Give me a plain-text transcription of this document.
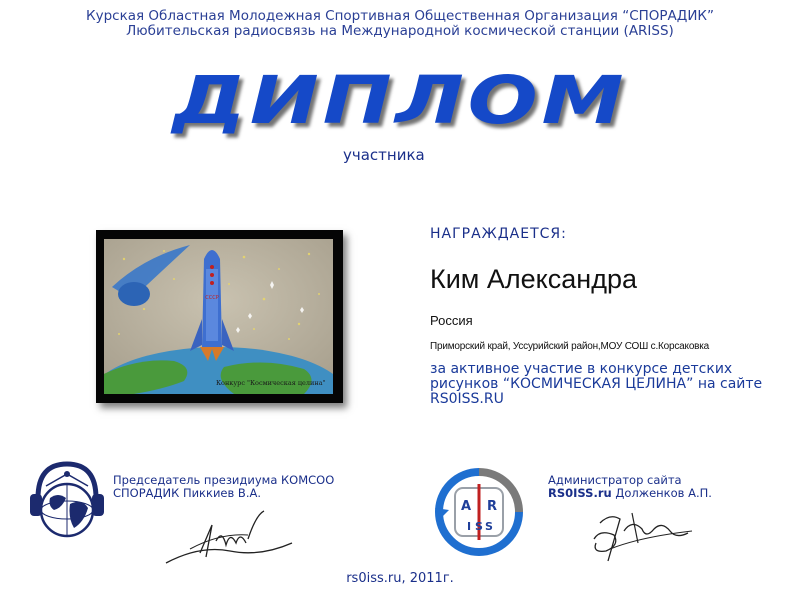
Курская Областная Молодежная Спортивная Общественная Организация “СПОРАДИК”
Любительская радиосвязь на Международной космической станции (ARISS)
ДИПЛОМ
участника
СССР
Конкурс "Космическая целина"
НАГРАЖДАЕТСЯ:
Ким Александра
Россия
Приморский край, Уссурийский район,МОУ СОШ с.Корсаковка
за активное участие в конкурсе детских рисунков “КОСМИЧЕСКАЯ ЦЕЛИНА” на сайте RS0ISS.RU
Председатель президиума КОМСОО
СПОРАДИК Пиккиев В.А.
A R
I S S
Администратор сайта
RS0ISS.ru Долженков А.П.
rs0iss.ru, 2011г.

########################################

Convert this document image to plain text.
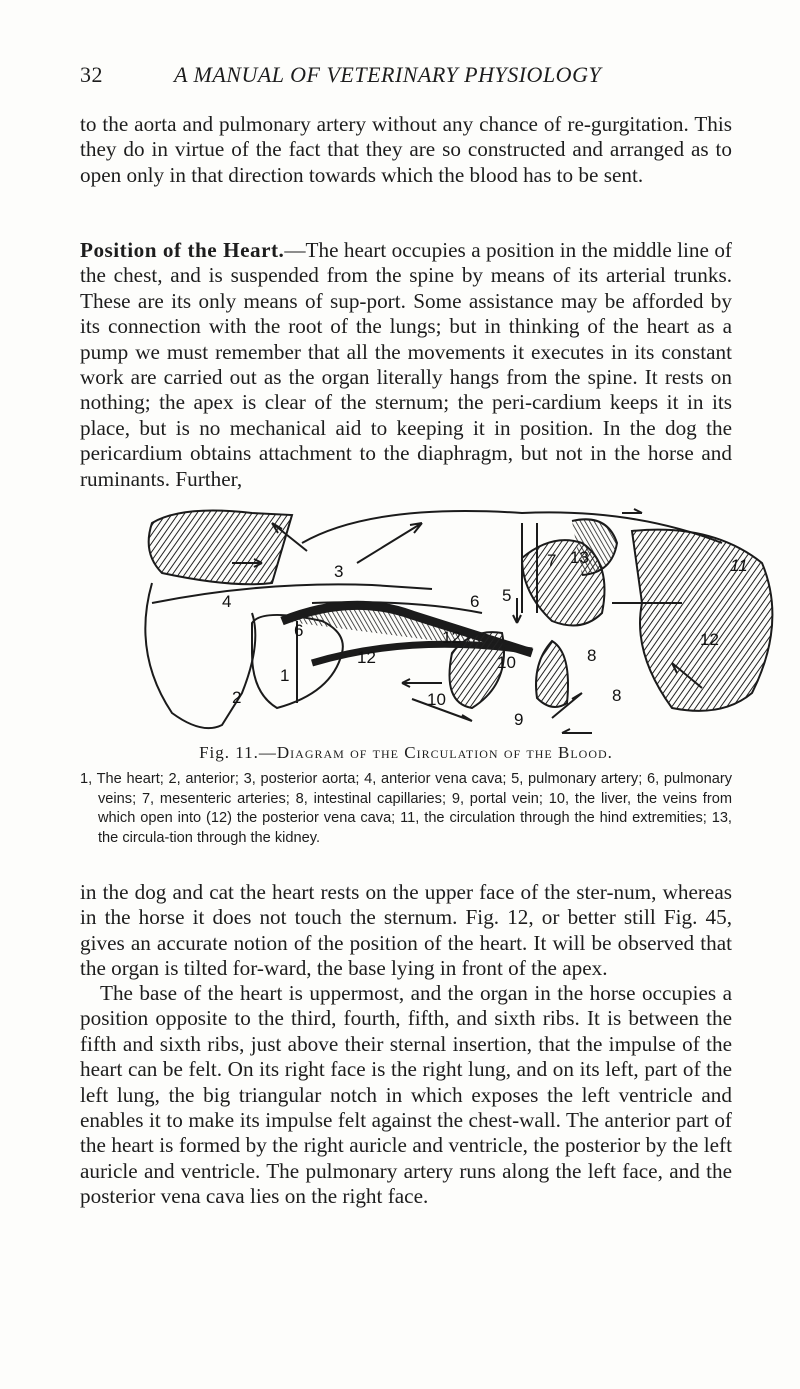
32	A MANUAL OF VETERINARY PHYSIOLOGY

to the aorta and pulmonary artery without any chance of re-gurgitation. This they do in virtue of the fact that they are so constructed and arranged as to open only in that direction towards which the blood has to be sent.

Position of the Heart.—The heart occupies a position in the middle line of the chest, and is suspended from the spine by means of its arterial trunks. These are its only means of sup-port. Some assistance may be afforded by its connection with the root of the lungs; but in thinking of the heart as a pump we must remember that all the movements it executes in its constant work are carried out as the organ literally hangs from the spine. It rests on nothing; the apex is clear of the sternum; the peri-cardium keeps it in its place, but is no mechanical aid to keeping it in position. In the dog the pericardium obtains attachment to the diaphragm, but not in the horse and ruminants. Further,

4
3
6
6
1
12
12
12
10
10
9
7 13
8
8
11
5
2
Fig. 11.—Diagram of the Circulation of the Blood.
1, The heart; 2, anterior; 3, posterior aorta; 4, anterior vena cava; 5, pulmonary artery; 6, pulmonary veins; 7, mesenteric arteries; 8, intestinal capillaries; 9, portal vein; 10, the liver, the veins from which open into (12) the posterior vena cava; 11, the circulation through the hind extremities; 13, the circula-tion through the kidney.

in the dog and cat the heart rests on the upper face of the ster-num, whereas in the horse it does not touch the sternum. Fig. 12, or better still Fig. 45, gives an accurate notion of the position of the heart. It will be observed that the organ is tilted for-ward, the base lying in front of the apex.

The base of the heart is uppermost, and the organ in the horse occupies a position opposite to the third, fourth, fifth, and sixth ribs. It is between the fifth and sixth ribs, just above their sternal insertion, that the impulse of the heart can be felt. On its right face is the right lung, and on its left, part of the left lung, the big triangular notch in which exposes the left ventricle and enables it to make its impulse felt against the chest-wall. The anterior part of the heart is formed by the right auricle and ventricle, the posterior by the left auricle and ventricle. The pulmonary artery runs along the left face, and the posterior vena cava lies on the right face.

########################################

__Challenge__: Please list every line of the records that contains "pulmonary".

__Full response__:
to the aorta and pulmonary artery without any chance of re-gurgitation. This they do in virtue of the fact that they are so constructed and arranged as to open only in that direction towards which the blood has to be sent.
1, The heart; 2, anterior; 3, posterior aorta; 4, anterior vena cava; 5, pulmonary artery; 6, pulmonary veins; 7, mesenteric arteries; 8, intestinal capillaries; 9, portal vein; 10, the liver, the veins from which open into (12) the posterior vena cava; 11, the circulation through the hind extremities; 13, the circula-tion through the kidney.
The base of the heart is uppermost, and the organ in the horse occupies a position opposite to the third, fourth, fifth, and sixth ribs. It is between the fifth and sixth ribs, just above their sternal insertion, that the impulse of the heart can be felt. On its right face is the right lung, and on its left, part of the left lung, the big triangular notch in which exposes the left ventricle and enables it to make its impulse felt against the chest-wall. The anterior part of the heart is formed by the right auricle and ventricle, the posterior by the left auricle and ventricle. The pulmonary artery runs along the left face, and the posterior vena cava lies on the right face.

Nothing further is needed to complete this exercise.